Repeat each record below exactly as given.

◆ Stored entries:
+++

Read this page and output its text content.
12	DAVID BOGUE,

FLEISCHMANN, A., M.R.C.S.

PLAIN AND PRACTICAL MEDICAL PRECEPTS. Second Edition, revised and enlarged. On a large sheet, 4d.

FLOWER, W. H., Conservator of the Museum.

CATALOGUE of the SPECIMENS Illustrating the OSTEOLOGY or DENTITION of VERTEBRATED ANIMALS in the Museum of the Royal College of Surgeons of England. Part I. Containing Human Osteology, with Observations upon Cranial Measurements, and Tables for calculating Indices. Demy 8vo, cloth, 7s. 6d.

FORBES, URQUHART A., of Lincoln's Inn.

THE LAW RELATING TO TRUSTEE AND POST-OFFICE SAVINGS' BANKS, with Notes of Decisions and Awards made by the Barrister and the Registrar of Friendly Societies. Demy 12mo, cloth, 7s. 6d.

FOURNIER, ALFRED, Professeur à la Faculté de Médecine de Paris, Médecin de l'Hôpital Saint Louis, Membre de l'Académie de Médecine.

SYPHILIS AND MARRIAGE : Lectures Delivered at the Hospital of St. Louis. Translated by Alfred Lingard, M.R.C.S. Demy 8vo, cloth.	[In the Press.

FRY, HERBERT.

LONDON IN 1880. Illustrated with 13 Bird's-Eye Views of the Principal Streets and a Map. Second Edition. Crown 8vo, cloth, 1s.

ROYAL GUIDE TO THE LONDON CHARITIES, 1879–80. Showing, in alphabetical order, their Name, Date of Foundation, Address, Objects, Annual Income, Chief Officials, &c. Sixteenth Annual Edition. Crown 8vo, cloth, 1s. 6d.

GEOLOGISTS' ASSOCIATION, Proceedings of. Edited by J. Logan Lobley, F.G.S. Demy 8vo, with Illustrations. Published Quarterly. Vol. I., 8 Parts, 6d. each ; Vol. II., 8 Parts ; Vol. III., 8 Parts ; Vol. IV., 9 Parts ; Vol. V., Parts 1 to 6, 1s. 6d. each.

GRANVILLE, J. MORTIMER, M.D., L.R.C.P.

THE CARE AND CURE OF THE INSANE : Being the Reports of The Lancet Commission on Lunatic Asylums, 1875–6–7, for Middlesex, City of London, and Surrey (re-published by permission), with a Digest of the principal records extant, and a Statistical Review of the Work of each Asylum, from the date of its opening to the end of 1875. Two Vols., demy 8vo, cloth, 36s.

+++

◆ The reply:
Read this page and output its text content.
12	DAVID BOGUE,

FLEISCHMANN, A., M.R.C.S.

PLAIN AND PRACTICAL MEDICAL PRECEPTS. Second Edition, revised and enlarged. On a large sheet, 4d.

FLOWER, W. H., Conservator of the Museum.

CATALOGUE of the SPECIMENS Illustrating the OSTEOLOGY or DENTITION of VERTEBRATED ANIMALS in the Museum of the Royal College of Surgeons of England. Part I. Containing Human Osteology, with Observations upon Cranial Measurements, and Tables for calculating Indices. Demy 8vo, cloth, 7s. 6d.

FORBES, URQUHART A., of Lincoln's Inn.

THE LAW RELATING TO TRUSTEE AND POST-OFFICE SAVINGS' BANKS, with Notes of Decisions and Awards made by the Barrister and the Registrar of Friendly Societies. Demy 12mo, cloth, 7s. 6d.

FOURNIER, ALFRED, Professeur à la Faculté de Médecine de Paris, Médecin de l'Hôpital Saint Louis, Membre de l'Académie de Médecine.

SYPHILIS AND MARRIAGE : Lectures Delivered at the Hospital of St. Louis. Translated by Alfred Lingard, M.R.C.S. Demy 8vo, cloth.	[In the Press.

FRY, HERBERT.

LONDON IN 1880. Illustrated with 13 Bird's-Eye Views of the Principal Streets and a Map. Second Edition. Crown 8vo, cloth, 1s.

ROYAL GUIDE TO THE LONDON CHARITIES, 1879–80. Showing, in alphabetical order, their Name, Date of Foundation, Address, Objects, Annual Income, Chief Officials, &c. Sixteenth Annual Edition. Crown 8vo, cloth, 1s. 6d.

GEOLOGISTS' ASSOCIATION, Proceedings of. Edited by J. Logan Lobley, F.G.S. Demy 8vo, with Illustrations. Published Quarterly. Vol. I., 8 Parts, 6d. each ; Vol. II., 8 Parts ; Vol. III., 8 Parts ; Vol. IV., 9 Parts ; Vol. V., Parts 1 to 6, 1s. 6d. each.

GRANVILLE, J. MORTIMER, M.D., L.R.C.P.

THE CARE AND CURE OF THE INSANE : Being the Reports of The Lancet Commission on Lunatic Asylums, 1875–6–7, for Middlesex, City of London, and Surrey (re-published by permission), with a Digest of the principal records extant, and a Statistical Review of the Work of each Asylum, from the date of its opening to the end of 1875. Two Vols., demy 8vo, cloth, 36s.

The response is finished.